Do this - Copy each line below without leaving any out.

Records to process -
---*---

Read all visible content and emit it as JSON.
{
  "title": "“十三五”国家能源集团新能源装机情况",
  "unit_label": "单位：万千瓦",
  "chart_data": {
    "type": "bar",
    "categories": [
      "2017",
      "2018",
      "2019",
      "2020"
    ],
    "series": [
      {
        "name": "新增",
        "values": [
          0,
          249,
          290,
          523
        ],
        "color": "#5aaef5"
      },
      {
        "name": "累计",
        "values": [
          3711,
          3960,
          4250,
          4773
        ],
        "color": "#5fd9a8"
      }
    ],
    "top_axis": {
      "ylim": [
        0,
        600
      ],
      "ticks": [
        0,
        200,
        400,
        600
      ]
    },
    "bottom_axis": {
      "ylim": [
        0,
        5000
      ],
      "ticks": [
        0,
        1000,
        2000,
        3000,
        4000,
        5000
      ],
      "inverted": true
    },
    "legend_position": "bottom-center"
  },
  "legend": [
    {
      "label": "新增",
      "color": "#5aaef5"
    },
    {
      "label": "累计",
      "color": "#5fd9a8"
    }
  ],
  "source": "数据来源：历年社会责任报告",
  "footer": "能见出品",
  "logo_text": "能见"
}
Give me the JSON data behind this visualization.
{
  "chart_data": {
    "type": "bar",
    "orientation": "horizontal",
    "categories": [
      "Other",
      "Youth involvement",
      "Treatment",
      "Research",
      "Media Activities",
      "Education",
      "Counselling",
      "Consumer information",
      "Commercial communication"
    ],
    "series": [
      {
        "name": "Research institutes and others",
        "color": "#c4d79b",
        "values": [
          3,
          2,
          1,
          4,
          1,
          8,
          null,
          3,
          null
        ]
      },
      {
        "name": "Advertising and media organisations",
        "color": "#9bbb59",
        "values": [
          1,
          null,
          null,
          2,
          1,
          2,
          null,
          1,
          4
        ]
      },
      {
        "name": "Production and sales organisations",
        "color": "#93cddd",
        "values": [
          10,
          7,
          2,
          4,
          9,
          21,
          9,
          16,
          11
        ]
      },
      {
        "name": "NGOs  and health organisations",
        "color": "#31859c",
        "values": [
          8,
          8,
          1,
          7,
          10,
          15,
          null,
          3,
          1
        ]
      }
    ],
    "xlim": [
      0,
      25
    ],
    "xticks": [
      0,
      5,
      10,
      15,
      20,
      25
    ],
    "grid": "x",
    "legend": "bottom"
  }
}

---*---

Task response -
Read all visible content and emit it as JSON.
{
  "title": "“十三五”国家能源集团新能源装机情况",
  "unit_label": "单位：万千瓦",
  "chart_data": {
    "type": "bar",
    "categories": [
      "2017",
      "2018",
      "2019",
      "2020"
    ],
    "series": [
      {
        "name": "新增",
        "values": [
          0,
          249,
          290,
          523
        ],
        "color": "#5aaef5"
      },
      {
        "name": "累计",
        "values": [
          3711,
          3960,
          4250,
          4773
        ],
        "color": "#5fd9a8"
      }
    ],
    "top_axis": {
      "ylim": [
        0,
        600
      ],
      "ticks": [
        0,
        200,
        400,
        600
      ]
    },
    "bottom_axis": {
      "ylim": [
        0,
        5000
      ],
      "ticks": [
        0,
        1000,
        2000,
        3000,
        4000,
        5000
      ],
      "inverted": true
    },
    "legend_position": "bottom-center"
  },
  "legend": [
    {
      "label": "新增",
      "color": "#5aaef5"
    },
    {
      "label": "累计",
      "color": "#5fd9a8"
    }
  ],
  "source": "数据来源：历年社会责任报告",
  "footer": "能见出品",
  "logo_text": "能见"
}
Give me the JSON data behind this visualization.
{
  "chart_data": {
    "type": "bar",
    "orientation": "horizontal",
    "categories": [
      "Other",
      "Youth involvement",
      "Treatment",
      "Research",
      "Media Activities",
      "Education",
      "Counselling",
      "Consumer information",
      "Commercial communication"
    ],
    "series": [
      {
        "name": "Research institutes and others",
        "color": "#c4d79b",
        "values": [
          3,
          2,
          1,
          4,
          1,
          8,
          null,
          3,
          null
        ]
      },
      {
        "name": "Advertising and media organisations",
        "color": "#9bbb59",
        "values": [
          1,
          null,
          null,
          2,
          1,
          2,
          null,
          1,
          4
        ]
      },
      {
        "name": "Production and sales organisations",
        "color": "#93cddd",
        "values": [
          10,
          7,
          2,
          4,
          9,
          21,
          9,
          16,
          11
        ]
      },
      {
        "name": "NGOs  and health organisations",
        "color": "#31859c",
        "values": [
          8,
          8,
          1,
          7,
          10,
          15,
          null,
          3,
          1
        ]
      }
    ],
    "xlim": [
      0,
      25
    ],
    "xticks": [
      0,
      5,
      10,
      15,
      20,
      25
    ],
    "grid": "x",
    "legend": "bottom"
  }
}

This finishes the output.